Please continue the commit email about removing `use_legacy_dataset` from the Arrow Python code base, starting after its last line.

**READING PASSAGE:**
● ● ● ● ●

(arrow) branch main updated: GH-44790: [Python] Remove use_legacy_dataset from code base (#45742)

alenka Wed, 12 Mar 2025 03:07:39 -0700

This is an automated email from the ASF dual-hosted git repository.

alenka pushed a commit to branch main
in repository https://gitbox.apache.org/repos/asf/arrow.git



The following commit(s) were added to refs/heads/main by this push:
     new 9b36c709a5 GH-44790: [Python] Remove use_legacy_dataset from code base 
(#45742)
9b36c709a5 is described below

commit 9b36c709a52caabd3579d006bb92379e1b263e52
Author: Alenka Frim <[email protected]>
AuthorDate: Wed Mar 12 11:07:19 2025 +0100

    GH-44790: [Python] Remove use_legacy_dataset from code base (#45742)
    
    ### Rationale for this change
    Legacy dataset in `ParquetDataset` has been deprecated since Arrow 15.0.0.
    We should remove the warnings and deprecate the `use_legacy_dataset` 
keyword arguments.
    
    ### What changes are included in this PR?
    Warnings and `use_legacy_dataset` keyword argument are removed from 
`ParquetDataset` together with connected test 
`test_deprecated_use_legacy_dataset `.
    
    ### Are these changes tested?
    Existing tests should pass.
    
    ### Are there any user-facing changes?

● ● ● ● ●

**LISTED RECORDS:**
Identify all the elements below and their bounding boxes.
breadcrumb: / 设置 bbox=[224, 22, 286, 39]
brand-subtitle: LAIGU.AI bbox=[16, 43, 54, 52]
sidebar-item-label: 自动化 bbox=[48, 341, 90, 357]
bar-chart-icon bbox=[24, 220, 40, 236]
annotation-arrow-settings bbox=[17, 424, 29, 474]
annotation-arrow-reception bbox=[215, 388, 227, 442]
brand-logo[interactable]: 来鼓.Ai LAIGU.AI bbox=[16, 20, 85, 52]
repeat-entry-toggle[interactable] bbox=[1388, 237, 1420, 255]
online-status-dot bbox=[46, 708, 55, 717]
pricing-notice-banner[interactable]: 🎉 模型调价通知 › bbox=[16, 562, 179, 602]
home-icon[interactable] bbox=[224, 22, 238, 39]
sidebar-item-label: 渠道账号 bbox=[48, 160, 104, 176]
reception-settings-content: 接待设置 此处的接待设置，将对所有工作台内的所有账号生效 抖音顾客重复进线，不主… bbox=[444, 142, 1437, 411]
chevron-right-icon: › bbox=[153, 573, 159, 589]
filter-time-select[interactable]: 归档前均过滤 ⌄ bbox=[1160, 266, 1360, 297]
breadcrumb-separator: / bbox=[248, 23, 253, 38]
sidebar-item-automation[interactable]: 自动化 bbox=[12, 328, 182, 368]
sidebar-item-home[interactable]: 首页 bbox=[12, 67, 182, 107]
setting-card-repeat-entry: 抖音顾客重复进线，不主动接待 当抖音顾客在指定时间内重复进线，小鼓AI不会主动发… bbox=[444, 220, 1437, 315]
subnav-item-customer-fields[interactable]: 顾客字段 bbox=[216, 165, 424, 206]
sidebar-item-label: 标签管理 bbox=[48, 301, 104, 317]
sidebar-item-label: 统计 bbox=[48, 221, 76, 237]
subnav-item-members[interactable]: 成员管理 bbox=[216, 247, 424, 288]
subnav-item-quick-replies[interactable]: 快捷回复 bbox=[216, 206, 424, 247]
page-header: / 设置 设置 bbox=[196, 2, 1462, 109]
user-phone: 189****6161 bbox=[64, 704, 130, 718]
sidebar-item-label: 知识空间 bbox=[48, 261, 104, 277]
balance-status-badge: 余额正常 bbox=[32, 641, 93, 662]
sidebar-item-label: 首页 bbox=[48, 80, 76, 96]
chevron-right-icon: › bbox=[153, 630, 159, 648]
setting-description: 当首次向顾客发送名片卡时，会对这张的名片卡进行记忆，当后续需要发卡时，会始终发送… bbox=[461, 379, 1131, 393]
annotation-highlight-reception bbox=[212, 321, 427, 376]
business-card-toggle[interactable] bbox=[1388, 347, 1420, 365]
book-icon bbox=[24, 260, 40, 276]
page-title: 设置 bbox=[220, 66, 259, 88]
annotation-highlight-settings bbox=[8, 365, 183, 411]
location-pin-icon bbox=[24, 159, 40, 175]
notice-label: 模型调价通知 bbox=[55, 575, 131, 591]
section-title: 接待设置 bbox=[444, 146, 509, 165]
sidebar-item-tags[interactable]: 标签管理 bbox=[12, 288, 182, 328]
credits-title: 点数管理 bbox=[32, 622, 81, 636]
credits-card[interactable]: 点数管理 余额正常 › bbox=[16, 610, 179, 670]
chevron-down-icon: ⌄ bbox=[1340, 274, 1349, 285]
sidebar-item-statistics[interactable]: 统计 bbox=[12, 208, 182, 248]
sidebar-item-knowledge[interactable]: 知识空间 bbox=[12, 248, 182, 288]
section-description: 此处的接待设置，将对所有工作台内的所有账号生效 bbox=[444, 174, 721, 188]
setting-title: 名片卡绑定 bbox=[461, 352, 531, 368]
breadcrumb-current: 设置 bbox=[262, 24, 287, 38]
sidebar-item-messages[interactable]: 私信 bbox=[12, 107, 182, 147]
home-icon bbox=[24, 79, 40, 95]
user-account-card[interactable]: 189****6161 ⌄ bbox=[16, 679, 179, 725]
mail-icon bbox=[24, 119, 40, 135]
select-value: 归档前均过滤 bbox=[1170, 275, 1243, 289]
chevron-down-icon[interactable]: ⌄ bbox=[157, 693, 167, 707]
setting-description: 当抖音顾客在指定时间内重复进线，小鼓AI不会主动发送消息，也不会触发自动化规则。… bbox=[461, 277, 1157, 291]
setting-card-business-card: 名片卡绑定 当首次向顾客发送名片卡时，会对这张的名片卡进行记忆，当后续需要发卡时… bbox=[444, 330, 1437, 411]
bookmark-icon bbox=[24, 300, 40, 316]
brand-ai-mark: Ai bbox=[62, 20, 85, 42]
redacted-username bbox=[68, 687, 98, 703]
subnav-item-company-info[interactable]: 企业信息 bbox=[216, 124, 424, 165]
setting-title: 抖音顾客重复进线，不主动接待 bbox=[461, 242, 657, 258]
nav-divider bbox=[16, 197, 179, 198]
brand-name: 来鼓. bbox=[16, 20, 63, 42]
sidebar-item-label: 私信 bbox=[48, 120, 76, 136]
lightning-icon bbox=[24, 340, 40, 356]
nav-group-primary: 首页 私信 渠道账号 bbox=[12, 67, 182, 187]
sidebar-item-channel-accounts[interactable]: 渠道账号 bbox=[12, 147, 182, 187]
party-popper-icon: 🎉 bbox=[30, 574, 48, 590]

● ● ● ● ●

**RESULT OF THIS TASK:**
    Legacy dataset is removed from `ParquetDataset`.
    * GitHub Issue: #44790
    
    Authored-by: AlenkaF <[email protected]>
    Signed-off-by: AlenkaF <[email protected]>
---
 python/pyarrow/parquet/core.py             | 36 ++++--------------------------
 python/pyarrow/tests/parquet/test_basic.py | 20 -----------------
 2 files changed, 4 insertions(+), 52 deletions(-)

diff --git a/python/pyarrow/parquet/core.py b/python/pyarrow/parquet/core.py
index 6ca6f7089e..8d3dec96a6 100644
--- a/python/pyarrow/parquet/core.py
+++ b/python/pyarrow/parquet/core.py
@@ -25,7 +25,6 @@ import json
 import os
 import re
 import operator
-import warnings
 
 import pyarrow as pa
 
@@ -1265,8 +1264,6 @@ thrift_container_size_limit : int, default None
     sufficient for most Parquet files.
 page_checksum_verification : bool, default False
     If True, verify the page checksum for each page read from the file.
-use_legacy_dataset : bool, optional
-    Deprecated and has no effect from PyArrow version 15.0.0.
 
 Examples
 --------
@@ -1279,14 +1276,7 @@ Examples
                  coerce_int96_timestamp_unit=None,
                  decryption_properties=None, thrift_string_size_limit=None,
                  thrift_container_size_limit=None,
-                 page_checksum_verification=False,
-                 use_legacy_dataset=None):
-
-        if use_legacy_dataset is not None:
-            warnings.warn(
-                "Passing 'use_legacy_dataset' is deprecated as of pyarrow 
15.0.0 "
-                "and will be removed in a future version.",
-                FutureWarning, stacklevel=2)
+                 page_checksum_verification=False):
 
         import pyarrow.dataset as ds
 
@@ -1653,8 +1643,6 @@ filters : pyarrow.compute.Expression or List[Tuple] or 
List[List[Tuple]], defaul
     Within-file level filtering and different partitioning schemes are 
supported.
 
     {3}
-use_legacy_dataset : bool, optional
-    Deprecated and has no effect from PyArrow version 15.0.0.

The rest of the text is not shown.